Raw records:
-=-=-=-=-
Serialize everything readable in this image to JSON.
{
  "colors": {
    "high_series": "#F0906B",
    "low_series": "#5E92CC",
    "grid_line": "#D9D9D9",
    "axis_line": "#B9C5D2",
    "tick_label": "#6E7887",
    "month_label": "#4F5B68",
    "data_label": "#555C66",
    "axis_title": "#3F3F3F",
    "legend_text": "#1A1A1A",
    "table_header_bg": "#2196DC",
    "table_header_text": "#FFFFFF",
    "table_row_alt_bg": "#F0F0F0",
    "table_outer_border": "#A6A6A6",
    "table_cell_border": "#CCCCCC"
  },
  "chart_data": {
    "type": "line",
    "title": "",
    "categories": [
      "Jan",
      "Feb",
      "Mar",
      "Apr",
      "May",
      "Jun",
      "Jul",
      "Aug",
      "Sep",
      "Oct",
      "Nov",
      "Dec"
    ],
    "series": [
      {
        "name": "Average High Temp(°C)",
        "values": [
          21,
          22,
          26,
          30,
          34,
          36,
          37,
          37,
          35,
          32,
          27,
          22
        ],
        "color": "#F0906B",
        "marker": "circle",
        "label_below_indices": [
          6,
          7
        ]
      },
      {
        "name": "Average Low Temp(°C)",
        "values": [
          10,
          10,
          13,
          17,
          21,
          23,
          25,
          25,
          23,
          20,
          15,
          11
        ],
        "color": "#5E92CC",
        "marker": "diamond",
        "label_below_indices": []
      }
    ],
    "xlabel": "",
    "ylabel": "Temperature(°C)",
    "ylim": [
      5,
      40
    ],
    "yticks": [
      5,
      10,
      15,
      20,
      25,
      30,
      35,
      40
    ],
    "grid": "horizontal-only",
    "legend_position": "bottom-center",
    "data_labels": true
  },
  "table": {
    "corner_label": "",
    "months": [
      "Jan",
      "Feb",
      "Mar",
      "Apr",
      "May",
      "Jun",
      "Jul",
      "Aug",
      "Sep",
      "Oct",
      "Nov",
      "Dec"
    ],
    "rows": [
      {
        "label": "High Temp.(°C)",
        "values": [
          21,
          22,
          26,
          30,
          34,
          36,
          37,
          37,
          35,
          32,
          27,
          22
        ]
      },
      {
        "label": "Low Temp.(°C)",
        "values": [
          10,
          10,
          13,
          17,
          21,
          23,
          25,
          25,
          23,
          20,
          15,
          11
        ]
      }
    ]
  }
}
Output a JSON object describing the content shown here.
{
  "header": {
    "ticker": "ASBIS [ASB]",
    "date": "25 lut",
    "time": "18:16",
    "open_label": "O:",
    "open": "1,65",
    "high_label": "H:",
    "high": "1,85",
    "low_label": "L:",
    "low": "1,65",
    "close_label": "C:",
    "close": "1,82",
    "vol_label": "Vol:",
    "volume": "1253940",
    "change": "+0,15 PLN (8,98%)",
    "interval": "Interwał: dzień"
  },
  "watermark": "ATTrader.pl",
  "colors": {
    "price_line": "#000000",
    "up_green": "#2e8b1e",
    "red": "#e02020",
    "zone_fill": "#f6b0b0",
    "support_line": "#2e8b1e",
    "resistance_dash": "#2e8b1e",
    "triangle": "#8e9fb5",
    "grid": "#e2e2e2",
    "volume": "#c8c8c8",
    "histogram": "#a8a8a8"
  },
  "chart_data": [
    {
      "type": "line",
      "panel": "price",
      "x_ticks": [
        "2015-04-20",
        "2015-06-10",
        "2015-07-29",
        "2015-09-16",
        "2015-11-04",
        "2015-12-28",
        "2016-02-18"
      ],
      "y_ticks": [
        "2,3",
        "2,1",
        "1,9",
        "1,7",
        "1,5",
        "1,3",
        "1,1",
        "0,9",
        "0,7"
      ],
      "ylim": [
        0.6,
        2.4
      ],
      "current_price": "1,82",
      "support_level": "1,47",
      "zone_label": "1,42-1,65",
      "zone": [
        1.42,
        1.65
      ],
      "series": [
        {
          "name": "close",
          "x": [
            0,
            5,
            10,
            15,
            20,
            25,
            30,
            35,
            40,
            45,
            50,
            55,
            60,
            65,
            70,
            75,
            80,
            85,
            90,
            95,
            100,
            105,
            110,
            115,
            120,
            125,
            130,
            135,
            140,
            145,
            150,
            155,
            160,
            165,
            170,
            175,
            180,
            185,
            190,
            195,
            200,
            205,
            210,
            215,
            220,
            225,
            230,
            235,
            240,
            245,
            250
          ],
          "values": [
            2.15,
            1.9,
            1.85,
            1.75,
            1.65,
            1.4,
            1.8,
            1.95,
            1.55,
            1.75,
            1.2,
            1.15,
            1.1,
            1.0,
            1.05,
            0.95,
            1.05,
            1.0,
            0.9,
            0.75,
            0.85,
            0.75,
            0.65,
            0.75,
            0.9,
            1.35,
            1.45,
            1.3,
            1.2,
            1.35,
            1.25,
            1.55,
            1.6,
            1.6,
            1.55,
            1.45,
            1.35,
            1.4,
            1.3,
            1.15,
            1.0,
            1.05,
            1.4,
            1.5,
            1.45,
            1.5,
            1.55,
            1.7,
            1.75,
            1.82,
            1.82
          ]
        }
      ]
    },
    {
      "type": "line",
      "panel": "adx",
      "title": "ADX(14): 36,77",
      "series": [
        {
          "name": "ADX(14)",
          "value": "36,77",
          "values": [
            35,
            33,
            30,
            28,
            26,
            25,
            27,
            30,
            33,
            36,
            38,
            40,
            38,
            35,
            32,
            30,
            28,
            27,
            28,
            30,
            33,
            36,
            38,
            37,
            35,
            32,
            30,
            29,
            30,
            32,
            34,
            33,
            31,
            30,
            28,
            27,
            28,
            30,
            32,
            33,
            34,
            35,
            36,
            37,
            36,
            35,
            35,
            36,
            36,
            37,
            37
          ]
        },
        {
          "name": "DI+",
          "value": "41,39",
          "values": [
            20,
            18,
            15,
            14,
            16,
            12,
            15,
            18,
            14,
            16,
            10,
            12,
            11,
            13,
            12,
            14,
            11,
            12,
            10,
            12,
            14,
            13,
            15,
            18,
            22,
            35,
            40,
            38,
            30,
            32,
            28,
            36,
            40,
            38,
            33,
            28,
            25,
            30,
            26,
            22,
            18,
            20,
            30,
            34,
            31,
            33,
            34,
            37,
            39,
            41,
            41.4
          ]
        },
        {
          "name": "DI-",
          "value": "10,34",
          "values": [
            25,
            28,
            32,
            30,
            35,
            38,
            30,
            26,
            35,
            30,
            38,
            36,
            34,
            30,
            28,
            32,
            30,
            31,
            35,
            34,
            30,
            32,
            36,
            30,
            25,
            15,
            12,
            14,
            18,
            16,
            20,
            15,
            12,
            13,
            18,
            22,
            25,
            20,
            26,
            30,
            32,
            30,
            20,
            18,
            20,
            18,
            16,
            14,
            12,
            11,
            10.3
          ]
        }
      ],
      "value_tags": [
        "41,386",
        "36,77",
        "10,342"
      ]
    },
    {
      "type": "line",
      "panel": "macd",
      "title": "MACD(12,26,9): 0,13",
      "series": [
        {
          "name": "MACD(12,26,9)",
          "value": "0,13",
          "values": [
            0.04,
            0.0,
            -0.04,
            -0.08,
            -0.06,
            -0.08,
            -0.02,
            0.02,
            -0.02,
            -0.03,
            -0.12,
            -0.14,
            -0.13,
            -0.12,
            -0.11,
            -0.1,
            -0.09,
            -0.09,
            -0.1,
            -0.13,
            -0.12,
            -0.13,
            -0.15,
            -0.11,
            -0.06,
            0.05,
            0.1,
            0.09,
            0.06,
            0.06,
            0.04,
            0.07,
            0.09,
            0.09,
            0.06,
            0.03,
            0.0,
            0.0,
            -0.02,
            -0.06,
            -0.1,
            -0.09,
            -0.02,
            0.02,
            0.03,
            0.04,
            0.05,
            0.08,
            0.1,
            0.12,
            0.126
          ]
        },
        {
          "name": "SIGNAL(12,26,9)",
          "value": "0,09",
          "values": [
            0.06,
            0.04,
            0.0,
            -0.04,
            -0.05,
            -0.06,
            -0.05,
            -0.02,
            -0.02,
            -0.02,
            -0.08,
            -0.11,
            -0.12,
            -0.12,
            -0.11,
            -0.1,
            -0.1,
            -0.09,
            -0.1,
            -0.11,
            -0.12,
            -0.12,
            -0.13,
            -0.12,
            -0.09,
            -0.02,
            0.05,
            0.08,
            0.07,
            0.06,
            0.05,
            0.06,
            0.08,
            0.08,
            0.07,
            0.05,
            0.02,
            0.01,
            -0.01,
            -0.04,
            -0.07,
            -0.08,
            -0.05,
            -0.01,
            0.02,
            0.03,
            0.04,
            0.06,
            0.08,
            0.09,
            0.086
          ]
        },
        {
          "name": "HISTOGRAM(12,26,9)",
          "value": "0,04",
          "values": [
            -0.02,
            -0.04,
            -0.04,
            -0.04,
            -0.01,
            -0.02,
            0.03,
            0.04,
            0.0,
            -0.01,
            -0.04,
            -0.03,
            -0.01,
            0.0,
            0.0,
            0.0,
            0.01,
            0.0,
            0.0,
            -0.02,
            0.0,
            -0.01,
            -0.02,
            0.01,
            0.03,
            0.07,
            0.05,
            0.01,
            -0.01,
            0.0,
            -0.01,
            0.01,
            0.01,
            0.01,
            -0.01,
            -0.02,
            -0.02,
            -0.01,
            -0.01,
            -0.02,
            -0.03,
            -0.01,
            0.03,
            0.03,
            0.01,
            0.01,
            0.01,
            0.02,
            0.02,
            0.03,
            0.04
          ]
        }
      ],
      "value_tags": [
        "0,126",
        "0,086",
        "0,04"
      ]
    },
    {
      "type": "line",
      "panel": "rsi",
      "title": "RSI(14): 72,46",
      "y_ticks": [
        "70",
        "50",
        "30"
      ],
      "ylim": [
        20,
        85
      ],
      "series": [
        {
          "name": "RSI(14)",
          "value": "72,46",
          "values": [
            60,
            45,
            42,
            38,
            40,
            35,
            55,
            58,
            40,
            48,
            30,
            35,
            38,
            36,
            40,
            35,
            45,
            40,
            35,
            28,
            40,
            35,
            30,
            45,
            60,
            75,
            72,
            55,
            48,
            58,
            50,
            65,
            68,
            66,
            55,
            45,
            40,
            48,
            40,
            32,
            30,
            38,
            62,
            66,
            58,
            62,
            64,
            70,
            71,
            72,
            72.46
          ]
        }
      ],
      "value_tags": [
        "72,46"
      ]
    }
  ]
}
-=-=-=-=-
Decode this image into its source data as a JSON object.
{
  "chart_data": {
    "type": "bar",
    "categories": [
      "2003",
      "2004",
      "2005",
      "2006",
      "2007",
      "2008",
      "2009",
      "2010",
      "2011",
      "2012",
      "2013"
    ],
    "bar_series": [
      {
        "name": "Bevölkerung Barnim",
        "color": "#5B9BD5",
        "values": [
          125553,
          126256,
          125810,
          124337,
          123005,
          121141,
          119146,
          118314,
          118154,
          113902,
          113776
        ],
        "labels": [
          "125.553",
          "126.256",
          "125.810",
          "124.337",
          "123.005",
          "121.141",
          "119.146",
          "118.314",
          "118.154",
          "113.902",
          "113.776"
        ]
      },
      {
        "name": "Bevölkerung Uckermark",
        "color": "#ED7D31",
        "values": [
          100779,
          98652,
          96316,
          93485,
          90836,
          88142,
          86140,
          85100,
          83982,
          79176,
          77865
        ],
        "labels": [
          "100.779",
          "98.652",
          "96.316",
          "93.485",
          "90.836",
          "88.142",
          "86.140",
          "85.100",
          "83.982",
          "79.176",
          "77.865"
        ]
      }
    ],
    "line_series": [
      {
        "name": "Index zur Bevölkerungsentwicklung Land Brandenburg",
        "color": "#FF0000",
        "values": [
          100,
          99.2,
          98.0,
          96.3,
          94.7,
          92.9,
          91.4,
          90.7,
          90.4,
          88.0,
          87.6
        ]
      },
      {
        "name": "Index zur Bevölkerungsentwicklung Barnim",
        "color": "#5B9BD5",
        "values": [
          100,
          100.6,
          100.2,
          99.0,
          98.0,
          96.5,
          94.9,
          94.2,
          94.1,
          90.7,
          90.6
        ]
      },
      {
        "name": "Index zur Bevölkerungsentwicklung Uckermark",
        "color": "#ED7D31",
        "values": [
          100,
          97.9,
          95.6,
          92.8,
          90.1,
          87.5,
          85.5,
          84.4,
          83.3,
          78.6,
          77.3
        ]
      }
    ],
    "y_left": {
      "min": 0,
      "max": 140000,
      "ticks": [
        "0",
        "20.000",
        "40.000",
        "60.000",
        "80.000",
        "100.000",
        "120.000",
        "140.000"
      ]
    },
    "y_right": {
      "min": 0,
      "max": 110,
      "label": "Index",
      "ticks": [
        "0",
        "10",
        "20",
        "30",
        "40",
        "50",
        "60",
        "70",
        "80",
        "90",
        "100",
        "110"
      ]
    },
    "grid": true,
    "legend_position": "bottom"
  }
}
-=-=-=-=-
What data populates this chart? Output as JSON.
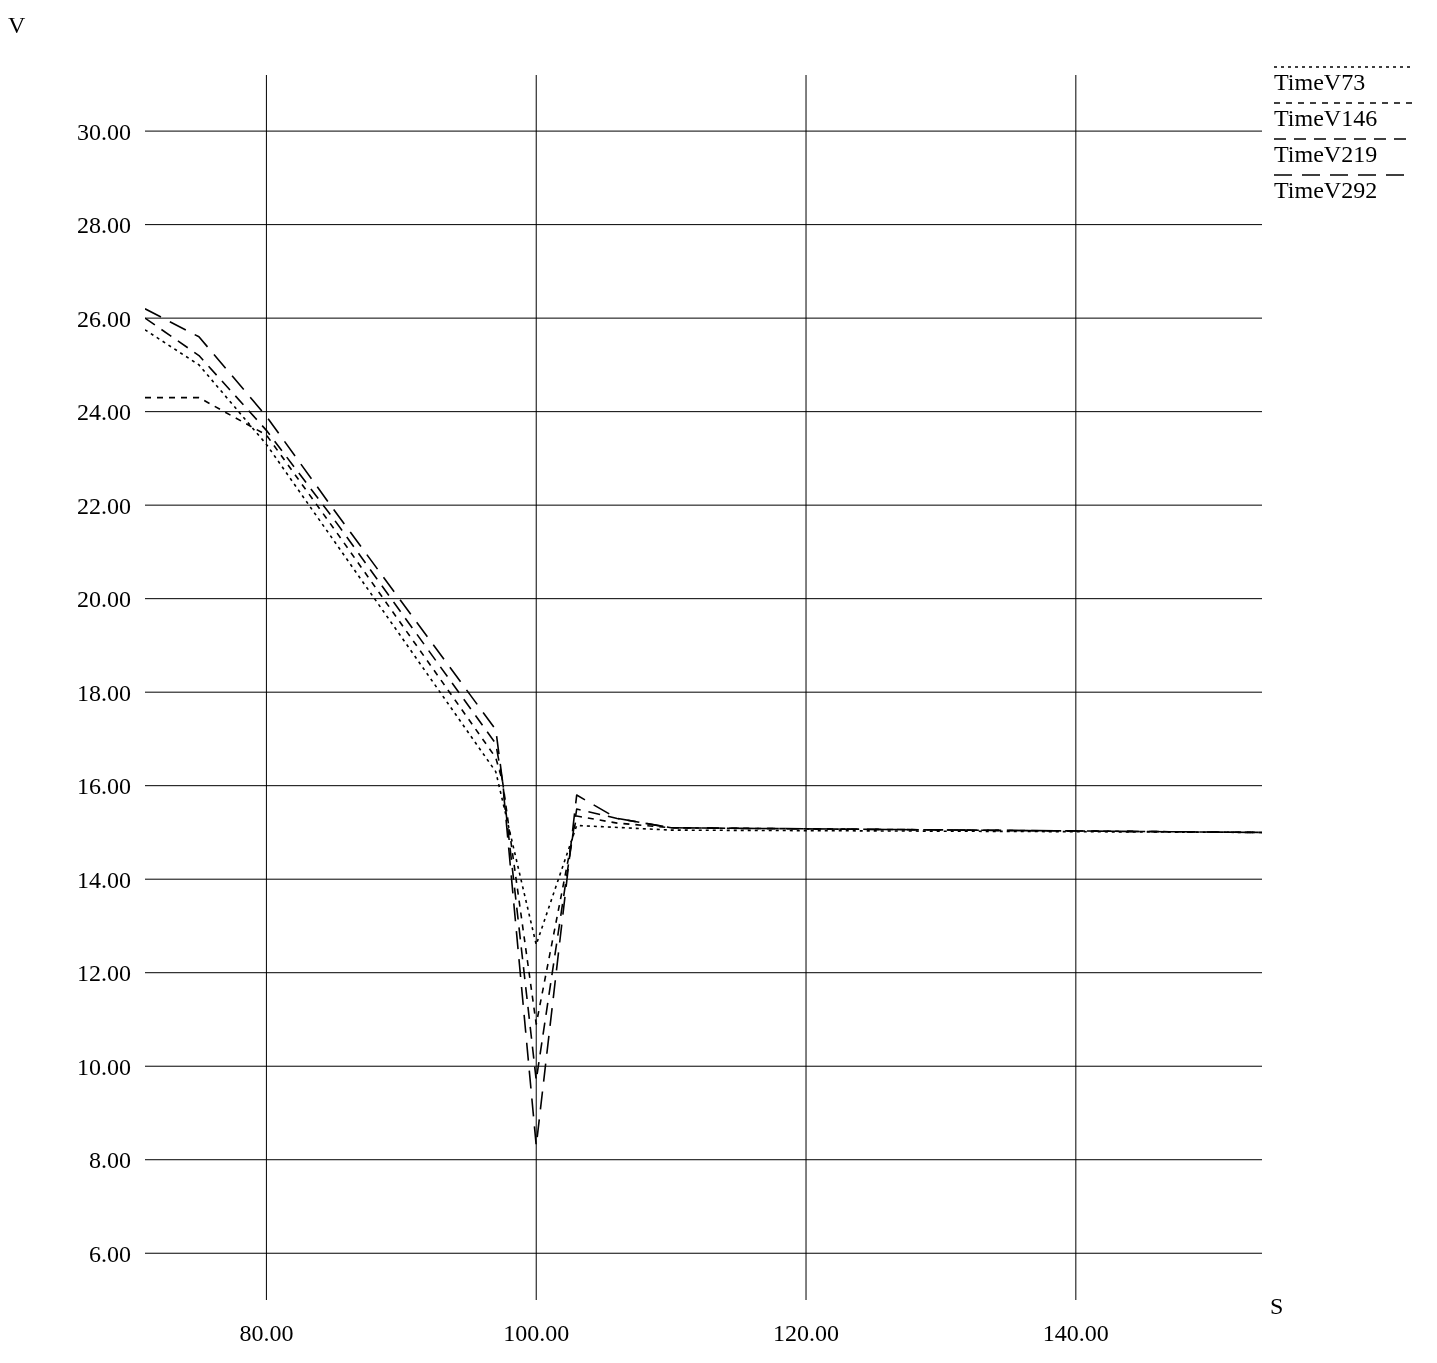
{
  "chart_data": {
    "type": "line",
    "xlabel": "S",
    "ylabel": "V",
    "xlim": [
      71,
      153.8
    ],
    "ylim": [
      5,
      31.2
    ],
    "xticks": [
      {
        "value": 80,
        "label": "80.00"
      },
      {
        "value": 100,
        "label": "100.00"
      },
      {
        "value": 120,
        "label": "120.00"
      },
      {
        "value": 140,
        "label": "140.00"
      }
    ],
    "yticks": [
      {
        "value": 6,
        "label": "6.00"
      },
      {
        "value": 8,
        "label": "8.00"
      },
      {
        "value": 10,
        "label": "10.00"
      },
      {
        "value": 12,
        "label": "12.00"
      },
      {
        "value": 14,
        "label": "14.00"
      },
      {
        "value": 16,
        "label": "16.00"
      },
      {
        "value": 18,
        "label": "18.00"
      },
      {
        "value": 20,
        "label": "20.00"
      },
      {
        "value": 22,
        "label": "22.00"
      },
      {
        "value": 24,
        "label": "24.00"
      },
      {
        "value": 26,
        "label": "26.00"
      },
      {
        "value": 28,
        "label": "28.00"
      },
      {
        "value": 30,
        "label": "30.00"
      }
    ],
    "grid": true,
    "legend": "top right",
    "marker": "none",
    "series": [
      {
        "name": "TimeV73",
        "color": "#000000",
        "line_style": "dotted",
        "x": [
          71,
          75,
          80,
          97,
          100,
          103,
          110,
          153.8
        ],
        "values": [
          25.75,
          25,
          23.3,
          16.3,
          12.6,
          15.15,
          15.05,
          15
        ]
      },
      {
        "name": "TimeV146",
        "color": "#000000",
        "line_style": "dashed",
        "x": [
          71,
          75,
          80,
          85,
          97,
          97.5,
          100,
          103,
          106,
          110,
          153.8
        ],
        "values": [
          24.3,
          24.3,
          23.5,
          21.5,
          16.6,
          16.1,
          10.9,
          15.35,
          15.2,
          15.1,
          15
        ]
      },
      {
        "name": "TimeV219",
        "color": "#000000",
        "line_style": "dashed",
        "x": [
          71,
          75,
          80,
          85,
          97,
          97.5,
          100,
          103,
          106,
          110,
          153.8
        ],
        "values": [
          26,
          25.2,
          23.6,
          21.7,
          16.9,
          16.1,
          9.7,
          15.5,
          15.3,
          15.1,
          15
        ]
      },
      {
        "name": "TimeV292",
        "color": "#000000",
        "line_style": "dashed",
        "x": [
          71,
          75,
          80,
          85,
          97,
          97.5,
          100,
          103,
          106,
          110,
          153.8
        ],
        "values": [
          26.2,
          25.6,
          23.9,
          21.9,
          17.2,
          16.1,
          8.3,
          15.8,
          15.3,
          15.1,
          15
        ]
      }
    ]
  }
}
-=-=-=-=-
Problem: In the entries above, find lines with "Index" and copy each.

Task response:
        "name": "Index zur Bevölkerungsentwicklung Land Brandenburg",
        "name": "Index zur Bevölkerungsentwicklung Barnim",
        "name": "Index zur Bevölkerungsentwicklung Uckermark",
      "label": "Index",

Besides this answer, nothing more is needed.